◆ **Aim of the exercise**
Can you reproduce the following lines word for word, with no changes?

----------

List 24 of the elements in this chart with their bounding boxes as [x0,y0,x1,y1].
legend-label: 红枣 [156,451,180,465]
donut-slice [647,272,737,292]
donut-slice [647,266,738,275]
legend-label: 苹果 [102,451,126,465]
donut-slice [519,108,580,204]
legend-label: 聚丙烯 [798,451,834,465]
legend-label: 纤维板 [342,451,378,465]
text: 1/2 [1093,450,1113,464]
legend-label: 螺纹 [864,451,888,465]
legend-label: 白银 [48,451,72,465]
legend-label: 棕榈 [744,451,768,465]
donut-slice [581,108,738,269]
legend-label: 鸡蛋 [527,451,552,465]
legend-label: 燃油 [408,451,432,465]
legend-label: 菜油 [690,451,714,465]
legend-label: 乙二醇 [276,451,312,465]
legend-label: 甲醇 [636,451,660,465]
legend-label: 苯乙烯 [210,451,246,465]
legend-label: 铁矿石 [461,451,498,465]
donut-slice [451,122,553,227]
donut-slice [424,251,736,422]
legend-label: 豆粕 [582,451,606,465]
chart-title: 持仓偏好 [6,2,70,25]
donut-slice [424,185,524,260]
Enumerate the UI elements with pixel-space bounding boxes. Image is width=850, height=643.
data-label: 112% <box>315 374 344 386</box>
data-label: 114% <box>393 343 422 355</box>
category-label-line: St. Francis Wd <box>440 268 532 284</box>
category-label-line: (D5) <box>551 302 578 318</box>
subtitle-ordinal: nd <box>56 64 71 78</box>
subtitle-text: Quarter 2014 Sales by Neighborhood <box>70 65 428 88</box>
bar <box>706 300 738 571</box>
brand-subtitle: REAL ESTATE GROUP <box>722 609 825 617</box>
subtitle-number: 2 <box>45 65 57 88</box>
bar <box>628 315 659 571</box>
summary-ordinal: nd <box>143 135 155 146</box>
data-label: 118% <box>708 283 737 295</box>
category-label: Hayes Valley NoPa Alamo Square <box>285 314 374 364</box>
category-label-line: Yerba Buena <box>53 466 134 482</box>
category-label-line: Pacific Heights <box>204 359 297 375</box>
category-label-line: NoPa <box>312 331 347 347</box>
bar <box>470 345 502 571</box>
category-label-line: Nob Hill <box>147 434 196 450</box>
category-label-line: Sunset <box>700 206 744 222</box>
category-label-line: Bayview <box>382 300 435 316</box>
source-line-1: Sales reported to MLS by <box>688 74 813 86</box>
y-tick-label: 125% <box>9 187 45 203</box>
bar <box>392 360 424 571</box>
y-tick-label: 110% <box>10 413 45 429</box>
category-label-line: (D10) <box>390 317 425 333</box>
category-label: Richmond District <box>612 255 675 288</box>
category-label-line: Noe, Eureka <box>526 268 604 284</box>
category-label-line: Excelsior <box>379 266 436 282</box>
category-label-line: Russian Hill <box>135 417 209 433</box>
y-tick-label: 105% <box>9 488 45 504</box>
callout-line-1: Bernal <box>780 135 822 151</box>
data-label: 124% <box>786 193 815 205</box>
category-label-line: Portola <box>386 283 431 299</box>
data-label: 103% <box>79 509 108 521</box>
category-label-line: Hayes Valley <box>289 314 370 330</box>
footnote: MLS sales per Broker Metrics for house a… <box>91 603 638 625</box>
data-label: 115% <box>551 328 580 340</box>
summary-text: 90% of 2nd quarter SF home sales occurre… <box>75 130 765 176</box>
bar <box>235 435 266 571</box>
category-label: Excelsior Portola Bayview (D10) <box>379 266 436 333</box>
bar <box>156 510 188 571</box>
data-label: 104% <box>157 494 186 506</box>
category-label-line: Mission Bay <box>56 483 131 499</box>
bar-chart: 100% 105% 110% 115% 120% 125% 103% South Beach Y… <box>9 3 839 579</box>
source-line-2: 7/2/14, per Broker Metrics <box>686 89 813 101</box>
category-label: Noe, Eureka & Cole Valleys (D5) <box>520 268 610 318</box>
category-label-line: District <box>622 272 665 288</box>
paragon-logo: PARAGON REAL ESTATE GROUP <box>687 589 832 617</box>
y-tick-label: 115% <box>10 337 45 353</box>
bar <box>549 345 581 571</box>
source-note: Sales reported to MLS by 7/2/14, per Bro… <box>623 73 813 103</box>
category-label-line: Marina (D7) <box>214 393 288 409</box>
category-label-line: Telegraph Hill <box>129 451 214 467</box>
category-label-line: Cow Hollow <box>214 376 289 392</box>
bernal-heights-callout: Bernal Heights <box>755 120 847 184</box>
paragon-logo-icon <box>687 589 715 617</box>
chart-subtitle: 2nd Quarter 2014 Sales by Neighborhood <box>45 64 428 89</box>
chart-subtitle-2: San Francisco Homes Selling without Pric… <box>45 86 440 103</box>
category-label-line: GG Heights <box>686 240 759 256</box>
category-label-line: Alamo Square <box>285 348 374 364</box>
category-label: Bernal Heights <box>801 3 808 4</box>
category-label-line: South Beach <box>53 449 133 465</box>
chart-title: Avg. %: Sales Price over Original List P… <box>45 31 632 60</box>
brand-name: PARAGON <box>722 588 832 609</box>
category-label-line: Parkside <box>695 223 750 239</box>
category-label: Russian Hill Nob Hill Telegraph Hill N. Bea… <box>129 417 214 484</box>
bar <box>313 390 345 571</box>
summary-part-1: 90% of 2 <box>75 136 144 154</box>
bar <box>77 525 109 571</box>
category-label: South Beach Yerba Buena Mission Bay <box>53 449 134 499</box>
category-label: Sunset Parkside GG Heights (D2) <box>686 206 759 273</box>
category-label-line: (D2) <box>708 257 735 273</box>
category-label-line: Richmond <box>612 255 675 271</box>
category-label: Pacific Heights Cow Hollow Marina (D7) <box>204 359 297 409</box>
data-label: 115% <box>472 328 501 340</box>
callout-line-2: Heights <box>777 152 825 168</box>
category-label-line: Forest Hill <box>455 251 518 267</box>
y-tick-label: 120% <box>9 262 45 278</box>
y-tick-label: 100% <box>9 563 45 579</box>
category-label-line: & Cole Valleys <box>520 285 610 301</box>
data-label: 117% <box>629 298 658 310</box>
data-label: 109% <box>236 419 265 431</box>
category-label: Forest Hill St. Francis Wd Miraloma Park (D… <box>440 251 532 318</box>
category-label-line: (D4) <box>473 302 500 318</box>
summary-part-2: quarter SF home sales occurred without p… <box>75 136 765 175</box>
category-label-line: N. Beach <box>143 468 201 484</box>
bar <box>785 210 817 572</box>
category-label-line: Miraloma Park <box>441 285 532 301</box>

----------

◆ **Output below**
List 24 of the elements in this chart with their bounding boxes as [x0,y0,x1,y1].
legend-label: 红枣 [156,451,180,465]
donut-slice [647,272,737,292]
donut-slice [647,266,738,275]
legend-label: 苹果 [102,451,126,465]
donut-slice [519,108,580,204]
legend-label: 聚丙烯 [798,451,834,465]
legend-label: 纤维板 [342,451,378,465]
text: 1/2 [1093,450,1113,464]
legend-label: 螺纹 [864,451,888,465]
legend-label: 白银 [48,451,72,465]
legend-label: 棕榈 [744,451,768,465]
donut-slice [581,108,738,269]
legend-label: 鸡蛋 [527,451,552,465]
legend-label: 燃油 [408,451,432,465]
legend-label: 菜油 [690,451,714,465]
legend-label: 乙二醇 [276,451,312,465]
legend-label: 甲醇 [636,451,660,465]
legend-label: 苯乙烯 [210,451,246,465]
legend-label: 铁矿石 [461,451,498,465]
donut-slice [451,122,553,227]
donut-slice [424,251,736,422]
legend-label: 豆粕 [582,451,606,465]
chart-title: 持仓偏好 [6,2,70,25]
donut-slice [424,185,524,260]
Enumerate the UI elements with pixel-space bounding boxes. Image is width=850, height=643.
data-label: 112% <box>315 374 344 386</box>
data-label: 114% <box>393 343 422 355</box>
category-label-line: St. Francis Wd <box>440 268 532 284</box>
category-label-line: (D5) <box>551 302 578 318</box>
subtitle-ordinal: nd <box>56 64 71 78</box>
subtitle-text: Quarter 2014 Sales by Neighborhood <box>70 65 428 88</box>
bar <box>706 300 738 571</box>
brand-subtitle: REAL ESTATE GROUP <box>722 609 825 617</box>
subtitle-number: 2 <box>45 65 57 88</box>
bar <box>628 315 659 571</box>
summary-ordinal: nd <box>143 135 155 146</box>
data-label: 118% <box>708 283 737 295</box>
category-label: Hayes Valley NoPa Alamo Square <box>285 314 374 364</box>
category-label-line: Yerba Buena <box>53 466 134 482</box>
category-label-line: Pacific Heights <box>204 359 297 375</box>
category-label-line: NoPa <box>312 331 347 347</box>
bar <box>470 345 502 571</box>
category-label-line: Nob Hill <box>147 434 196 450</box>
category-label-line: Sunset <box>700 206 744 222</box>
category-label-line: Bayview <box>382 300 435 316</box>
source-line-1: Sales reported to MLS by <box>688 74 813 86</box>
y-tick-label: 125% <box>9 187 45 203</box>
bar <box>392 360 424 571</box>
y-tick-label: 110% <box>10 413 45 429</box>
category-label-line: (D10) <box>390 317 425 333</box>
category-label: Richmond District <box>612 255 675 288</box>
category-label-line: Noe, Eureka <box>526 268 604 284</box>
category-label-line: Excelsior <box>379 266 436 282</box>
category-label-line: Russian Hill <box>135 417 209 433</box>
y-tick-label: 105% <box>9 488 45 504</box>
callout-line-1: Bernal <box>780 135 822 151</box>
data-label: 124% <box>786 193 815 205</box>
category-label-line: Portola <box>386 283 431 299</box>
data-label: 103% <box>79 509 108 521</box>
category-label-line: Hayes Valley <box>289 314 370 330</box>
footnote: MLS sales per Broker Metrics for house a… <box>91 603 638 625</box>
data-label: 115% <box>551 328 580 340</box>
summary-text: 90% of 2nd quarter SF home sales occurre… <box>75 130 765 176</box>
bar <box>235 435 266 571</box>
category-label: Excelsior Portola Bayview (D10) <box>379 266 436 333</box>
bar <box>156 510 188 571</box>
data-label: 104% <box>157 494 186 506</box>
category-label-line: Mission Bay <box>56 483 131 499</box>
bar-chart: 100% 105% 110% 115% 120% 125% 103% South Beach Y… <box>9 3 839 579</box>
source-line-2: 7/2/14, per Broker Metrics <box>686 89 813 101</box>
category-label: Noe, Eureka & Cole Valleys (D5) <box>520 268 610 318</box>
category-label-line: District <box>622 272 665 288</box>
paragon-logo: PARAGON REAL ESTATE GROUP <box>687 589 832 617</box>
y-tick-label: 115% <box>10 337 45 353</box>
bar <box>549 345 581 571</box>
source-note: Sales reported to MLS by 7/2/14, per Bro… <box>623 73 813 103</box>
category-label-line: Marina (D7) <box>214 393 288 409</box>
category-label-line: Telegraph Hill <box>129 451 214 467</box>
category-label-line: Cow Hollow <box>214 376 289 392</box>
bernal-heights-callout: Bernal Heights <box>755 120 847 184</box>
paragon-logo-icon <box>687 589 715 617</box>
chart-subtitle: 2nd Quarter 2014 Sales by Neighborhood <box>45 64 428 89</box>
chart-subtitle-2: San Francisco Homes Selling without Pric… <box>45 86 440 103</box>
category-label-line: GG Heights <box>686 240 759 256</box>
category-label-line: Alamo Square <box>285 348 374 364</box>
category-label: Bernal Heights <box>801 3 808 4</box>
category-label-line: South Beach <box>53 449 133 465</box>
chart-title: Avg. %: Sales Price over Original List P… <box>45 31 632 60</box>
brand-name: PARAGON <box>722 588 832 609</box>
category-label-line: Parkside <box>695 223 750 239</box>
category-label: Russian Hill Nob Hill Telegraph Hill N. Bea… <box>129 417 214 484</box>
bar <box>313 390 345 571</box>
summary-part-1: 90% of 2 <box>75 136 144 154</box>
bar <box>77 525 109 571</box>
category-label: South Beach Yerba Buena Mission Bay <box>53 449 134 499</box>
category-label: Sunset Parkside GG Heights (D2) <box>686 206 759 273</box>
category-label-line: (D2) <box>708 257 735 273</box>
category-label-line: Richmond <box>612 255 675 271</box>
category-label: Pacific Heights Cow Hollow Marina (D7) <box>204 359 297 409</box>
data-label: 115% <box>472 328 501 340</box>
callout-line-2: Heights <box>777 152 825 168</box>
category-label-line: Forest Hill <box>455 251 518 267</box>
y-tick-label: 120% <box>9 262 45 278</box>
y-tick-label: 100% <box>9 563 45 579</box>
category-label-line: & Cole Valleys <box>520 285 610 301</box>
data-label: 117% <box>629 298 658 310</box>
data-label: 109% <box>236 419 265 431</box>
category-label: Forest Hill St. Francis Wd Miraloma Park (D… <box>440 251 532 318</box>
category-label-line: (D4) <box>473 302 500 318</box>
summary-part-2: quarter SF home sales occurred without p… <box>75 136 765 175</box>
category-label-line: N. Beach <box>143 468 201 484</box>
bar <box>785 210 817 572</box>
category-label-line: Miraloma Park <box>441 285 532 301</box>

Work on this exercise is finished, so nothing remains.